Extract all lines that hold the string "etapa".
====== Entries supplied
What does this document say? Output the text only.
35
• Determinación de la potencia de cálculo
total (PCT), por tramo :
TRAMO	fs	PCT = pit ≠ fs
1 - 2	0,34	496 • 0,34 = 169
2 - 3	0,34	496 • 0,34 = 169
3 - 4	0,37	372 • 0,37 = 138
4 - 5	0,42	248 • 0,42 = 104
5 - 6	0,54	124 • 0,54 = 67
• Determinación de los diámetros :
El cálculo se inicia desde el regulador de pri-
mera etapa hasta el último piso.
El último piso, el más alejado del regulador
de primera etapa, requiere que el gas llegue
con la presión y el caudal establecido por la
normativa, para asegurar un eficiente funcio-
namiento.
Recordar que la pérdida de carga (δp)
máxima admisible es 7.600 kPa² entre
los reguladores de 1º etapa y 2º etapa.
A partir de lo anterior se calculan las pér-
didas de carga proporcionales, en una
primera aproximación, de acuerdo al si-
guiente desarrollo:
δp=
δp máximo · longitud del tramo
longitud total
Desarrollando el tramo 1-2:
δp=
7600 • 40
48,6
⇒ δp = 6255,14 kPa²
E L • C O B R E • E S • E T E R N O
============
====== Entries supplied
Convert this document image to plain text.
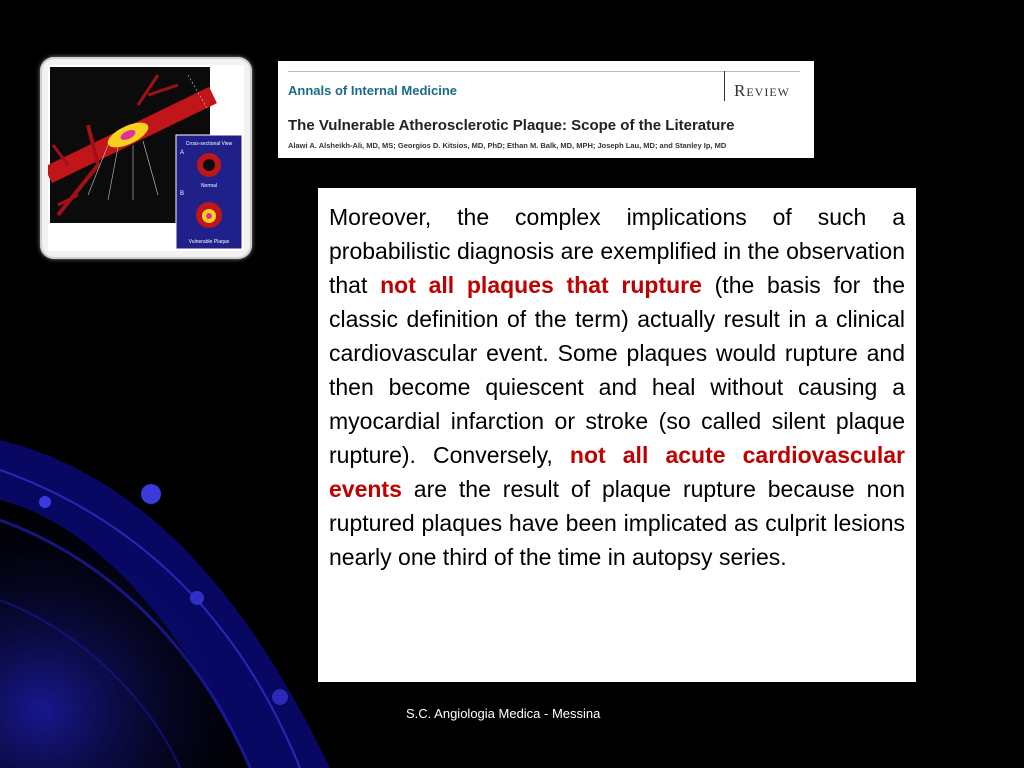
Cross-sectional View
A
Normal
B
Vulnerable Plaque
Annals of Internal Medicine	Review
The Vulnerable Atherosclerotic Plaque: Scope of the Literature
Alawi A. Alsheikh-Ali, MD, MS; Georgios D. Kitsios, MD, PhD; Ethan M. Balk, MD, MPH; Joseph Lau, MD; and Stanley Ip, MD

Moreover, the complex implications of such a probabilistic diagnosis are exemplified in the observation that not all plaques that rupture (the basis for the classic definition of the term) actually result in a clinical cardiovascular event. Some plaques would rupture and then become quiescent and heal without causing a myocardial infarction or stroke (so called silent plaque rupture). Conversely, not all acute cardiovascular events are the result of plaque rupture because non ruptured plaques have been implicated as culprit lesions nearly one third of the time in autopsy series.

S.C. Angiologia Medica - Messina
============
## Written solution
mera etapa hasta el último piso.
de primera etapa, requiere que el gas llegue
los reguladores de 1º etapa y 2º etapa.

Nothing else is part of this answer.